▸ **Collected data**
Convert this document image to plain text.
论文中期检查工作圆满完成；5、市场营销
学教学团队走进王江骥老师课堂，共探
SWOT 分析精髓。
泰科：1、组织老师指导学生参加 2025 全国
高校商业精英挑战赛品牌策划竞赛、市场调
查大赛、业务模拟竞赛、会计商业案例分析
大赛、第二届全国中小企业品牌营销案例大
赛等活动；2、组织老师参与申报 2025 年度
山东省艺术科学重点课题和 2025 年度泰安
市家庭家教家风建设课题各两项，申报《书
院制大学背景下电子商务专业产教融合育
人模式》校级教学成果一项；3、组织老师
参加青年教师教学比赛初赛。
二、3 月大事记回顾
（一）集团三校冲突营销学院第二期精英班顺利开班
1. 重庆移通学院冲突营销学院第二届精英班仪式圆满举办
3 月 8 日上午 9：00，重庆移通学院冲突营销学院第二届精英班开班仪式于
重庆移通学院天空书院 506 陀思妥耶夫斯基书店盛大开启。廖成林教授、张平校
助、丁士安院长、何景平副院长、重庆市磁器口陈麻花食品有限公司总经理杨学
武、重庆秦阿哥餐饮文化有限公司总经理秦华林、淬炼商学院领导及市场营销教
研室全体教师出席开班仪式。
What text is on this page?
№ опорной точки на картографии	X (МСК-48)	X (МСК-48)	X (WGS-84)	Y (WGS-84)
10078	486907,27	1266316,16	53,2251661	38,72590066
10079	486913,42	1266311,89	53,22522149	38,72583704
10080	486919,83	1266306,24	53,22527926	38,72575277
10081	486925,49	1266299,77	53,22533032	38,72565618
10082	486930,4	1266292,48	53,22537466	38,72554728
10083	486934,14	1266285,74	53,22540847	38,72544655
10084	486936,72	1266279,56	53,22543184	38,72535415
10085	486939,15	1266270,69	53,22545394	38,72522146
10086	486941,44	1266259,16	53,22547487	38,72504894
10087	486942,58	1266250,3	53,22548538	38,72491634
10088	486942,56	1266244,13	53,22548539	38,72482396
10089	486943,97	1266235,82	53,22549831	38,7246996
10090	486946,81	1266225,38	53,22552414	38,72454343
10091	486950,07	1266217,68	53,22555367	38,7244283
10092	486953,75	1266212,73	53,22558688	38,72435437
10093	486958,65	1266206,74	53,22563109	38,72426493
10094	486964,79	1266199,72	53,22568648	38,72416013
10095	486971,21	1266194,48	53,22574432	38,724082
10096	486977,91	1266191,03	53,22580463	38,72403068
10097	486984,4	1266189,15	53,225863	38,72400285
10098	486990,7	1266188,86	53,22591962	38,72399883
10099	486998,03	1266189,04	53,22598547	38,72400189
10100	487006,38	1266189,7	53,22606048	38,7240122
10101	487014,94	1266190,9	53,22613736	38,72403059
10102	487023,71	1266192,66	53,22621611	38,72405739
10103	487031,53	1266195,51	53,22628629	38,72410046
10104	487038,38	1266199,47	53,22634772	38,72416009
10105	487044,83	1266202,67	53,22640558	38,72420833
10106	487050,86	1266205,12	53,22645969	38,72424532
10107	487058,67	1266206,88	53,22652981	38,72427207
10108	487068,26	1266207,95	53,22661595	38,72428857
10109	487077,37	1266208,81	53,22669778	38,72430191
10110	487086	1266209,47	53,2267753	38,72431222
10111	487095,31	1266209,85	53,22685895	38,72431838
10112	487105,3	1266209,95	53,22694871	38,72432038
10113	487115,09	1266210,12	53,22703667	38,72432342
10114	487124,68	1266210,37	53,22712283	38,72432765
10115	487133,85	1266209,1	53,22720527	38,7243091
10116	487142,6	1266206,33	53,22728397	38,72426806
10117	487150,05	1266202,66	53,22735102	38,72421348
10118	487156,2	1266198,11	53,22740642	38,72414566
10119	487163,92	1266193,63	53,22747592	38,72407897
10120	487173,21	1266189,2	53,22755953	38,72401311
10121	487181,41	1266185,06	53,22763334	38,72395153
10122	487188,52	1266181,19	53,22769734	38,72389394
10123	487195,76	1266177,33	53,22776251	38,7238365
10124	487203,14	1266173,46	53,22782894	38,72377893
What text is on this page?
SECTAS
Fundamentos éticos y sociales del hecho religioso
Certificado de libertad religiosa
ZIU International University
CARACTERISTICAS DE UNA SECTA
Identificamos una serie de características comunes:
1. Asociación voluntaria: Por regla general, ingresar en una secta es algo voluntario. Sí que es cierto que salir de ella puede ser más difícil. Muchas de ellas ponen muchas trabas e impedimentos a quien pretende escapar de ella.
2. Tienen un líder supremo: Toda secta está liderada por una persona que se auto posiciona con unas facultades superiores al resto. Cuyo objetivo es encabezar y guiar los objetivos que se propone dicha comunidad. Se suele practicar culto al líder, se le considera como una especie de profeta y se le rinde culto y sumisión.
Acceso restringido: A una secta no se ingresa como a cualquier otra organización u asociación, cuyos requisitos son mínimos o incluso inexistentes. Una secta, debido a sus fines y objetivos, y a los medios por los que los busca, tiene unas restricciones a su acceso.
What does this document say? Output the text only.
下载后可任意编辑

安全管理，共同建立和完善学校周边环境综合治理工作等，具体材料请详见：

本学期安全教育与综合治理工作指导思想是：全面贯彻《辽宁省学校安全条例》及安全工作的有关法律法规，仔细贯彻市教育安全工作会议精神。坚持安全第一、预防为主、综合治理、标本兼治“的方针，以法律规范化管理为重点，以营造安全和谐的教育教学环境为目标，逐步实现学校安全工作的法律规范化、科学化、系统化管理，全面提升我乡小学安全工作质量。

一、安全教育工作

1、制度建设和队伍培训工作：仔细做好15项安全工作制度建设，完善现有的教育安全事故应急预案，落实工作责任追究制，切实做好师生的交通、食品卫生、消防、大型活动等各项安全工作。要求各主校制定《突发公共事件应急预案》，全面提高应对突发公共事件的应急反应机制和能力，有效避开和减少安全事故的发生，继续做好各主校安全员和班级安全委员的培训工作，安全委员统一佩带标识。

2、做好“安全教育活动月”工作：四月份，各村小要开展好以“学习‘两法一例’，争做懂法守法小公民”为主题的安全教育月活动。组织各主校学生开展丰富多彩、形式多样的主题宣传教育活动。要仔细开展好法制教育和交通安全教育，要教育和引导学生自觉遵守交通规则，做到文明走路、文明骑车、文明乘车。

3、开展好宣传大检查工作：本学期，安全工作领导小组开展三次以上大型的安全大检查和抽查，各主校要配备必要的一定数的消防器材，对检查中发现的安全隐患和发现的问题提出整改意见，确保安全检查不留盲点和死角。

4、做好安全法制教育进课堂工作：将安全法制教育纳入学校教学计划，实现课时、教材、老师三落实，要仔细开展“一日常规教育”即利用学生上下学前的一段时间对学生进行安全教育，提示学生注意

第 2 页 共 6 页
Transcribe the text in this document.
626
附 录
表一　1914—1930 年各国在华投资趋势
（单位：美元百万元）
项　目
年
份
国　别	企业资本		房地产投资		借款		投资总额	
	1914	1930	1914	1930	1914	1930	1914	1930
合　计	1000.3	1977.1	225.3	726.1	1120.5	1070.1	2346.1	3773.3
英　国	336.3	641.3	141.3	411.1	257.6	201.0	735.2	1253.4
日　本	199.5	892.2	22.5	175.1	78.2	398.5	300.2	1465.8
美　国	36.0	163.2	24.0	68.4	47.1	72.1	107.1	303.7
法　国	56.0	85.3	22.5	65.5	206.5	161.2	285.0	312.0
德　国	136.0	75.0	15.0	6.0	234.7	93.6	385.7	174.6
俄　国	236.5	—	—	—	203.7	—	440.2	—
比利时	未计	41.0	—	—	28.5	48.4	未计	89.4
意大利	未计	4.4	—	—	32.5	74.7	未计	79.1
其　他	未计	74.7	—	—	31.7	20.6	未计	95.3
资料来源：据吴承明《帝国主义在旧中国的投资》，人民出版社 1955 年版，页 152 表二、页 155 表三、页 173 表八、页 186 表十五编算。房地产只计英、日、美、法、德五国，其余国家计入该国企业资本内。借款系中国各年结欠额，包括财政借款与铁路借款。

▸ **Work to do**
In the records above, find each line holding "text" and copy it.

▸ **Result of this exercise**
Convert this document image to plain text.
What text is on this page?
What text is on this page?
What does this document say? Output the text only.
Transcribe the text in this document.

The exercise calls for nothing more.